Work to be completed:
Using the listing below, copy every line that mentions "DocAcs".

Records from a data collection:
======

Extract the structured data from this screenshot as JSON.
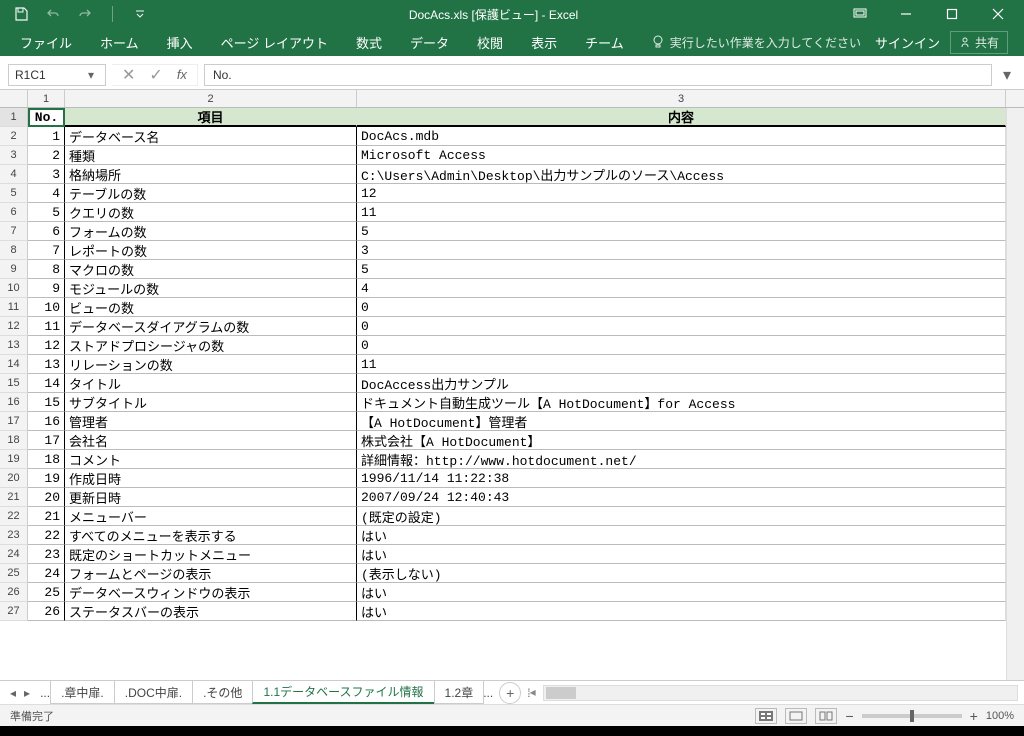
{
  "titlebar": {
    "title": "DocAcs.xls [保護ビュー] - Excel"
  },
  "ribbon": {
    "tabs": [
      "ファイル",
      "ホーム",
      "挿入",
      "ページ レイアウト",
      "数式",
      "データ",
      "校閲",
      "表示",
      "チーム"
    ],
    "tell_me": "実行したい作業を入力してください",
    "signin": "サインイン",
    "share": "共有"
  },
  "formula": {
    "name_box": "R1C1",
    "value": "No."
  },
  "grid": {
    "col_numbers": [
      "1",
      "2",
      "3"
    ],
    "header_cells": [
      "No.",
      "項目",
      "内容"
    ],
    "rows": [
      {
        "n": "1",
        "item": "データベース名",
        "content": "DocAcs.mdb"
      },
      {
        "n": "2",
        "item": "種類",
        "content": "Microsoft Access"
      },
      {
        "n": "3",
        "item": "格納場所",
        "content": "C:\\Users\\Admin\\Desktop\\出力サンプルのソース\\Access"
      },
      {
        "n": "4",
        "item": "テーブルの数",
        "content": "12"
      },
      {
        "n": "5",
        "item": "クエリの数",
        "content": "11"
      },
      {
        "n": "6",
        "item": "フォームの数",
        "content": "5"
      },
      {
        "n": "7",
        "item": "レポートの数",
        "content": "3"
      },
      {
        "n": "8",
        "item": "マクロの数",
        "content": "5"
      },
      {
        "n": "9",
        "item": "モジュールの数",
        "content": "4"
      },
      {
        "n": "10",
        "item": "ビューの数",
        "content": "0"
      },
      {
        "n": "11",
        "item": "データベースダイアグラムの数",
        "content": "0"
      },
      {
        "n": "12",
        "item": "ストアドプロシージャの数",
        "content": "0"
      },
      {
        "n": "13",
        "item": "リレーションの数",
        "content": "11"
      },
      {
        "n": "14",
        "item": "タイトル",
        "content": "DocAccess出力サンプル"
      },
      {
        "n": "15",
        "item": "サブタイトル",
        "content": "ドキュメント自動生成ツール【A HotDocument】for Access"
      },
      {
        "n": "16",
        "item": "管理者",
        "content": "【A HotDocument】管理者"
      },
      {
        "n": "17",
        "item": "会社名",
        "content": "株式会社【A HotDocument】"
      },
      {
        "n": "18",
        "item": "コメント",
        "content": "詳細情報：http://www.hotdocument.net/"
      },
      {
        "n": "19",
        "item": "作成日時",
        "content": "1996/11/14 11:22:38"
      },
      {
        "n": "20",
        "item": "更新日時",
        "content": "2007/09/24 12:40:43"
      },
      {
        "n": "21",
        "item": "メニューバー",
        "content": "(既定の設定)"
      },
      {
        "n": "22",
        "item": "すべてのメニューを表示する",
        "content": "はい"
      },
      {
        "n": "23",
        "item": "既定のショートカットメニュー",
        "content": "はい"
      },
      {
        "n": "24",
        "item": "フォームとページの表示",
        "content": "(表示しない)"
      },
      {
        "n": "25",
        "item": "データベースウィンドウの表示",
        "content": "はい"
      },
      {
        "n": "26",
        "item": "ステータスバーの表示",
        "content": "はい"
      }
    ]
  },
  "tabs": {
    "left_dots": "...",
    "sheets": [
      ".章中扉.",
      ".DOC中扉.",
      ".その他",
      "1.1データベースファイル情報",
      "1.2章"
    ],
    "active_index": 3,
    "trailing_dots": "..."
  },
  "status": {
    "left": "準備完了",
    "zoom": "100%"
  }
}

======

Exercise answer:
    "title": "DocAcs.xls [保護ビュー] - Excel"
        "content": "DocAcs.mdb"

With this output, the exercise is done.